Your goal: Every line containing the word "январь" needs to be found and copied.

=-=-=-=-=

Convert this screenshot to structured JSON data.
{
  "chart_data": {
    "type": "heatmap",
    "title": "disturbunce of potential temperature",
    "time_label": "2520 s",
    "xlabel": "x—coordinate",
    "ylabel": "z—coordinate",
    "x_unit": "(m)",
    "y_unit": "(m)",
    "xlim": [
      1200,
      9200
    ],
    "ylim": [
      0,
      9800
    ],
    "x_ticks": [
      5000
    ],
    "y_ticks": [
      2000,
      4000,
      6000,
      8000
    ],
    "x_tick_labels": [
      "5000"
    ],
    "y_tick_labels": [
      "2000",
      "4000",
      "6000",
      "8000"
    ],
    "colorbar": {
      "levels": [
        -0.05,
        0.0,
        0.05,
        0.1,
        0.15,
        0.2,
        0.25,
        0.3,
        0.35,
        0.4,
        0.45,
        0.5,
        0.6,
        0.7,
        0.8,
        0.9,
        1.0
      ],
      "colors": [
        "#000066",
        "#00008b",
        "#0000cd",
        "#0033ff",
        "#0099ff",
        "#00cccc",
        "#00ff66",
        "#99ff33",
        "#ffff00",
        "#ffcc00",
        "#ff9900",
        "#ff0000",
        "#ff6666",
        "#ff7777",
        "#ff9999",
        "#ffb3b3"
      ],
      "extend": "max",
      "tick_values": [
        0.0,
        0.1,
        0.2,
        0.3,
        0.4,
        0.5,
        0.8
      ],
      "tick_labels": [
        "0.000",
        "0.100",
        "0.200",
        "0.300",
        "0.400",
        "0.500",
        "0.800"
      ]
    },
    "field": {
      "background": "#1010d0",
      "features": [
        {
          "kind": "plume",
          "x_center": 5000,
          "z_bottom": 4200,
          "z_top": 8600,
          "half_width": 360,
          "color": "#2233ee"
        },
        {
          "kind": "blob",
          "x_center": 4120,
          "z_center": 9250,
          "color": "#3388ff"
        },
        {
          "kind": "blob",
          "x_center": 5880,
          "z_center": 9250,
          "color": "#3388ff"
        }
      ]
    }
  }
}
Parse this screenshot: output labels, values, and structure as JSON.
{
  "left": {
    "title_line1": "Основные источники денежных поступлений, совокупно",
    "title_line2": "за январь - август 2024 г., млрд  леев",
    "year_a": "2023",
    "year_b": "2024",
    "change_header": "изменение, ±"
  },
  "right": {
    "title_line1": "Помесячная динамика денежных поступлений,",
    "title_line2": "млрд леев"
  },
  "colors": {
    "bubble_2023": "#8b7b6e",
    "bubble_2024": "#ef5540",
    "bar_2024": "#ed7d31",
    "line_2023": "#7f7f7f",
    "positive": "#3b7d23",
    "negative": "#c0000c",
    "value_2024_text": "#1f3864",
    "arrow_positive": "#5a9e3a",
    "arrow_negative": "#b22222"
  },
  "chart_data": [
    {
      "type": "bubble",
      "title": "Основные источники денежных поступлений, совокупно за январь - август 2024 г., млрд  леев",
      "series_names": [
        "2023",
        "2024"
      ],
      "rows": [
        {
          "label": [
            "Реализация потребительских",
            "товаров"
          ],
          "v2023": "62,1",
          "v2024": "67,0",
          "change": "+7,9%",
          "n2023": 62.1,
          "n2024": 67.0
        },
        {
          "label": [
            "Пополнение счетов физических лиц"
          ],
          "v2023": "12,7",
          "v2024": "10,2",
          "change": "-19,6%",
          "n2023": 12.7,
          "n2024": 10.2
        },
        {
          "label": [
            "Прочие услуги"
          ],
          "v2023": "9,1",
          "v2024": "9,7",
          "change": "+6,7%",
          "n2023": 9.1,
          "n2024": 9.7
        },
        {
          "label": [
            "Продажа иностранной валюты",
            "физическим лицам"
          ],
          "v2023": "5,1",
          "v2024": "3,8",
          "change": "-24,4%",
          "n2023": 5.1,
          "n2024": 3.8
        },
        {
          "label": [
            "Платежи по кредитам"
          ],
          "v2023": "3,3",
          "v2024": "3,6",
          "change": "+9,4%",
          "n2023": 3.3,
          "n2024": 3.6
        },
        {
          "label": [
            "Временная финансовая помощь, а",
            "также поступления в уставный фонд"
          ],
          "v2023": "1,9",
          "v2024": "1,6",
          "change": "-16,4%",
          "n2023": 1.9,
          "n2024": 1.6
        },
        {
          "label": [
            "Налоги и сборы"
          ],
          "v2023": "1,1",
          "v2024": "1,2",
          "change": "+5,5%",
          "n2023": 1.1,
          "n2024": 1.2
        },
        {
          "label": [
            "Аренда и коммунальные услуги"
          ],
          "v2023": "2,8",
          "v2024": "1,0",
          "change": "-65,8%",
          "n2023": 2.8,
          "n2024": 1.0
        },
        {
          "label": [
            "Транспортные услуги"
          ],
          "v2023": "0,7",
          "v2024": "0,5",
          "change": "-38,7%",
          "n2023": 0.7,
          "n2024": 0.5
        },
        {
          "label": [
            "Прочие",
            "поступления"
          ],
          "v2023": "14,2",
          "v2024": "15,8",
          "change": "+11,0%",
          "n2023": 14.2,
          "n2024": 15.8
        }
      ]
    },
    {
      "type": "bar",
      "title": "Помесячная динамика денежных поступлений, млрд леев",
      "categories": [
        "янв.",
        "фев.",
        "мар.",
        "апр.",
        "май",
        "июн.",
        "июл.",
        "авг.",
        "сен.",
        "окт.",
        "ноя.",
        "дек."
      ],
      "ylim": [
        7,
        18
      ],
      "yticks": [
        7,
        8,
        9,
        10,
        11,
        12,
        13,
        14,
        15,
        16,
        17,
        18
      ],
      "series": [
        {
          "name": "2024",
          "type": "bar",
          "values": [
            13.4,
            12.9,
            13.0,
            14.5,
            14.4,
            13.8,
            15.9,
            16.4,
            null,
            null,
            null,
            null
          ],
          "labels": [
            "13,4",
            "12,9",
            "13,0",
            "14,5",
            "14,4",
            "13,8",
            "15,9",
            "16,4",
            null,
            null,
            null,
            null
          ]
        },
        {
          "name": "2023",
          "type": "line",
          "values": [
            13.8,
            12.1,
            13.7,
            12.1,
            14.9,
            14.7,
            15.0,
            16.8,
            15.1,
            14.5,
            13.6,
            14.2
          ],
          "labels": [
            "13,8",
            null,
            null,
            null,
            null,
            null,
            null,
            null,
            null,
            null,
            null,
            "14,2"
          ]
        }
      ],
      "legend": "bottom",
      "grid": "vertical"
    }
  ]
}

=-=-=-=-=

Task solution:
    "title_line2": "за январь - август 2024 г., млрд  леев",
      "title": "Основные источники денежных поступлений, совокупно за январь - август 2024 г., млрд  леев",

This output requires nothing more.